### [Aim of the task]
Transcribe the records that follow exactly. Skip the pictures.

### [Provided records]
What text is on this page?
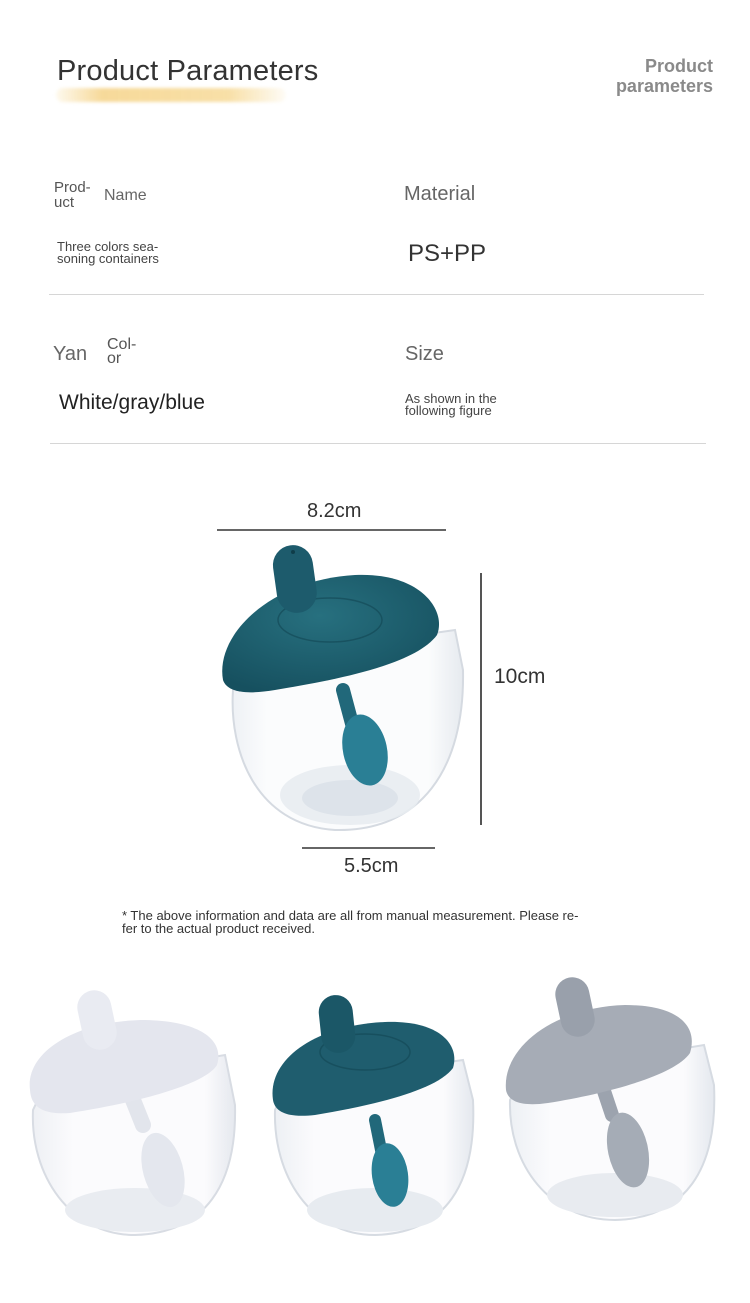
Product Parameters	Product
parameters
Prod-
uct	Name	Material
Three colors sea-
soning containers	PS+PP
Yan Col-
or	Size
White/gray/blue	As shown in the
following figure
8.2cm
10cm
5.5cm
* The above information and data are all from manual measurement. Please re-
fer to the actual product received.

### [Reply to the exercise]
What text is on this page?
Product Parameters	Product
parameters
Prod-
uct	Name	Material
Three colors sea-
soning containers	PS+PP
Yan Col-
or	Size
White/gray/blue	As shown in the
following figure
8.2cm
10cm
5.5cm
* The above information and data are all from manual measurement. Please re-
fer to the actual product received.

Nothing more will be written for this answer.